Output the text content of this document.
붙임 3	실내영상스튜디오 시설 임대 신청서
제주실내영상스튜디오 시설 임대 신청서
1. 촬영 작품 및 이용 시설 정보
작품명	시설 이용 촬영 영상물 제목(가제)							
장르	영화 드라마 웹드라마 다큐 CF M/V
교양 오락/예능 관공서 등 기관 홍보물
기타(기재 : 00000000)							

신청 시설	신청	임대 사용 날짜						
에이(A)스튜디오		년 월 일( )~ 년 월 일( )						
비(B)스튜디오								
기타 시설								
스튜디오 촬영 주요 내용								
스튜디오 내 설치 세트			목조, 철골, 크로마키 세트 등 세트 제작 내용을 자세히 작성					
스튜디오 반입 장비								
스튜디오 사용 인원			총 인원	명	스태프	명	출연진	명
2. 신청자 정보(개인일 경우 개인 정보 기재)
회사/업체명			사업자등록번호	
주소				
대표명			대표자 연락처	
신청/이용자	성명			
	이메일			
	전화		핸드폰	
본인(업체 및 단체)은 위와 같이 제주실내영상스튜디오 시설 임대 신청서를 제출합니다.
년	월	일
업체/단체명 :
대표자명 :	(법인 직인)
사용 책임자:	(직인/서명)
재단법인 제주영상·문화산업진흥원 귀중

* * *

* Work to be completed *
Reproduce all the records precisely.

* Task result *
Output the text content of this document.
붙임 3	실내영상스튜디오 시설 임대 신청서
제주실내영상스튜디오 시설 임대 신청서
1. 촬영 작품 및 이용 시설 정보
작품명	시설 이용 촬영 영상물 제목(가제)							
장르	영화 드라마 웹드라마 다큐 CF M/V
교양 오락/예능 관공서 등 기관 홍보물
기타(기재 : 00000000)							

신청 시설	신청	임대 사용 날짜						
에이(A)스튜디오		년 월 일( )~ 년 월 일( )						
비(B)스튜디오								
기타 시설								
스튜디오 촬영 주요 내용								
스튜디오 내 설치 세트			목조, 철골, 크로마키 세트 등 세트 제작 내용을 자세히 작성					
스튜디오 반입 장비								
스튜디오 사용 인원			총 인원	명	스태프	명	출연진	명
2. 신청자 정보(개인일 경우 개인 정보 기재)
회사/업체명			사업자등록번호	
주소				
대표명			대표자 연락처	
신청/이용자	성명			
	이메일			
	전화		핸드폰	
본인(업체 및 단체)은 위와 같이 제주실내영상스튜디오 시설 임대 신청서를 제출합니다.
년	월	일
업체/단체명 :
대표자명 :	(법인 직인)
사용 책임자:	(직인/서명)
재단법인 제주영상·문화산업진흥원 귀중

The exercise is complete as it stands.